__Data items__:
begin

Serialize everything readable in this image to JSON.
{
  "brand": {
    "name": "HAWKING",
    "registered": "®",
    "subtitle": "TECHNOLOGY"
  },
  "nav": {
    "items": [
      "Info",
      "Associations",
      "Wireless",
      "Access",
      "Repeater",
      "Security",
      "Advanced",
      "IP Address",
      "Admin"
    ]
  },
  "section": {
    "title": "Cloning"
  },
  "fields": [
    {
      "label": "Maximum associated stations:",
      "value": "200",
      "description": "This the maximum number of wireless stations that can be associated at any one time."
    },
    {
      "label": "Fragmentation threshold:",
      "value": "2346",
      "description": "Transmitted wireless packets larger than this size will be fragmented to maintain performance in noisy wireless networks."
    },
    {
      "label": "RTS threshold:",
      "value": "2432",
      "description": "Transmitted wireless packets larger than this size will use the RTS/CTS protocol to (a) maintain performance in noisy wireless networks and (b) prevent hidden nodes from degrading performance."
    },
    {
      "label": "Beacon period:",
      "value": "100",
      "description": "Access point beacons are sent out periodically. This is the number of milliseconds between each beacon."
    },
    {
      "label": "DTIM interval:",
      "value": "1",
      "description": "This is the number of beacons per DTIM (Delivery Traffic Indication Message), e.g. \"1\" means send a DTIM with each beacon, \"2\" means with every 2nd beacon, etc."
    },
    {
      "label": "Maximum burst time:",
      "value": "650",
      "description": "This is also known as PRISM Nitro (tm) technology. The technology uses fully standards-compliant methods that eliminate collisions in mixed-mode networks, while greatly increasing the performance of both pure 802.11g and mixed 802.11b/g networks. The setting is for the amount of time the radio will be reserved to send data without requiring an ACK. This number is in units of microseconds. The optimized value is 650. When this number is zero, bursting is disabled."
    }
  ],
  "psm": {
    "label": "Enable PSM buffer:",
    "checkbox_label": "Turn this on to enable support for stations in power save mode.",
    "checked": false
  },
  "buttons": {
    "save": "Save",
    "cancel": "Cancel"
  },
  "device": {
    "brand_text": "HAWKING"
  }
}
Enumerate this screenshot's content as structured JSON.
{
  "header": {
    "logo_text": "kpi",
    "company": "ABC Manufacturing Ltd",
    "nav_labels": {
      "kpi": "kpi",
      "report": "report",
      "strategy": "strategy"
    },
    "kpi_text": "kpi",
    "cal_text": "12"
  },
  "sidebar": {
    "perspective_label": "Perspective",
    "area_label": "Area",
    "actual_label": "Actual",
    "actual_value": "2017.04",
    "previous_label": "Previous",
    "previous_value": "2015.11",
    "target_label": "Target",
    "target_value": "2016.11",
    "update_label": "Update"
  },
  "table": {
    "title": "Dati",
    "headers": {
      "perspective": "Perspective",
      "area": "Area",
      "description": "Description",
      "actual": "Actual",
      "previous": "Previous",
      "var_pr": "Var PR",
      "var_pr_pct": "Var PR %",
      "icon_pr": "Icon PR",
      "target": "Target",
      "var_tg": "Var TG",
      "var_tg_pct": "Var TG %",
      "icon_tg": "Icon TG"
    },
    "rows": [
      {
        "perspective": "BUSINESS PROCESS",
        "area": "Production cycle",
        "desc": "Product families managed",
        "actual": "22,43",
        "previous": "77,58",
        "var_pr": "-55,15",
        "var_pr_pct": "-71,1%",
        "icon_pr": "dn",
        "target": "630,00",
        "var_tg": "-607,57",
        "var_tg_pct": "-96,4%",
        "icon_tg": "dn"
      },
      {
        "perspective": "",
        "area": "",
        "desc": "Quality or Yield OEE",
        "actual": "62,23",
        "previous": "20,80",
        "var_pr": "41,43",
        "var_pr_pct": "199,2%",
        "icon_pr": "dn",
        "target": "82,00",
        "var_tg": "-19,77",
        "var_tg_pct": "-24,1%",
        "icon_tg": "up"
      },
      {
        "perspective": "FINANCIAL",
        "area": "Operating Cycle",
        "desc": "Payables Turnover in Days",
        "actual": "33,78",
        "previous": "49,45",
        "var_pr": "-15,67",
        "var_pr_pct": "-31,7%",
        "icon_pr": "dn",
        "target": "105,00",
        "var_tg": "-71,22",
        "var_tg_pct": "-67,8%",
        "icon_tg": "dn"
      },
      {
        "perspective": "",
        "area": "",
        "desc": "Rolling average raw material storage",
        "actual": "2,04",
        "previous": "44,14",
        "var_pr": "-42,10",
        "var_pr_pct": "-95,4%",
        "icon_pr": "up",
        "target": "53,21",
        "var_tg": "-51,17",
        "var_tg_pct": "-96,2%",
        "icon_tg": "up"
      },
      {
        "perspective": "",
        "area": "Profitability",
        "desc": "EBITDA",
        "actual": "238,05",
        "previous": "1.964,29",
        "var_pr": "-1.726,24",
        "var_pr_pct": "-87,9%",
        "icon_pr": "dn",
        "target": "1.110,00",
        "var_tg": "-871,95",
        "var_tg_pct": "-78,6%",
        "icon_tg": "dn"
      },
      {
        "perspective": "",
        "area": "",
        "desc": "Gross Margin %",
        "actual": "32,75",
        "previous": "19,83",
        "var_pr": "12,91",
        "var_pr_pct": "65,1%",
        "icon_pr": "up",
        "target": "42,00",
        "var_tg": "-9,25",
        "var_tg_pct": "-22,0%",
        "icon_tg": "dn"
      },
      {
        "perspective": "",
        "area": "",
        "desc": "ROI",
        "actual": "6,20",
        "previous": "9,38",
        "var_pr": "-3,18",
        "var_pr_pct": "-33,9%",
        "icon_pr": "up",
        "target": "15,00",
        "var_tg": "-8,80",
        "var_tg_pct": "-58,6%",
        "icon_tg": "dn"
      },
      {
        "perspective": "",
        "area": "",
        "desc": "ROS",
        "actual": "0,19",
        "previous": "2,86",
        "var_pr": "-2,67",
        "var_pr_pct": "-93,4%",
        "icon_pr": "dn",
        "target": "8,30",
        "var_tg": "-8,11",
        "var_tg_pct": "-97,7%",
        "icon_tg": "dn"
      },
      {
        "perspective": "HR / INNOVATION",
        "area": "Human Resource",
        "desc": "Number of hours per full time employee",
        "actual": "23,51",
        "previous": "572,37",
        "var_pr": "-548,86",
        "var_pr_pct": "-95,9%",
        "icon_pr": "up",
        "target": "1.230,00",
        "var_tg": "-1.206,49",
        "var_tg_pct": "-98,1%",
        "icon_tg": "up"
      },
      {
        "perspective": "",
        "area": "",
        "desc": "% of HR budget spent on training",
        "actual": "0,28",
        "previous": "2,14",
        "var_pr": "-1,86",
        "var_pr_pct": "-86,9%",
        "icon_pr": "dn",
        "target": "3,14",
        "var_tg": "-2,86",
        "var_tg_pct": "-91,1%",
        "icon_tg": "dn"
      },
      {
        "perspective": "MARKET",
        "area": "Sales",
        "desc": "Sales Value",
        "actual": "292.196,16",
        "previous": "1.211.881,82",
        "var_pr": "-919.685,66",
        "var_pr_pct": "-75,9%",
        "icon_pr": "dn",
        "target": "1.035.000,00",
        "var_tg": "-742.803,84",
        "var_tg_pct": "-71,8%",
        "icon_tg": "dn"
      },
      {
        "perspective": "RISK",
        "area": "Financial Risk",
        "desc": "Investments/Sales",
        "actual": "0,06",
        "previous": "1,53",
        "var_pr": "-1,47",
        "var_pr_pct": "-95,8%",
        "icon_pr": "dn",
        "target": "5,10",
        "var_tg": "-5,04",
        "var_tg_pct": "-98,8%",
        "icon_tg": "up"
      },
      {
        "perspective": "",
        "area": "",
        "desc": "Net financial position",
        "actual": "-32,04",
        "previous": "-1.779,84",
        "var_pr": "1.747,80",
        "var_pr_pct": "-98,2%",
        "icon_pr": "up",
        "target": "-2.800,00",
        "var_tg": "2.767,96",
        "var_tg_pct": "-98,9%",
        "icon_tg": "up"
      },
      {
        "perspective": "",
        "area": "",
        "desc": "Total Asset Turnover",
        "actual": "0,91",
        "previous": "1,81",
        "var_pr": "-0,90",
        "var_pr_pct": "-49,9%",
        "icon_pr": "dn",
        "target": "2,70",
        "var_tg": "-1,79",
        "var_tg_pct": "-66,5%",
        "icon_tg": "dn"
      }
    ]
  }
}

end

__Task goal__:
Identify every line above with the string "packets" in it. Copy those lines.

__Output for this task__:
      "description": "Transmitted wireless packets larger than this size will be fragmented to maintain performance in noisy wireless networks."
      "description": "Transmitted wireless packets larger than this size will use the RTS/CTS protocol to (a) maintain performance in noisy wireless networks and (b) prevent hidden nodes from degrading performance."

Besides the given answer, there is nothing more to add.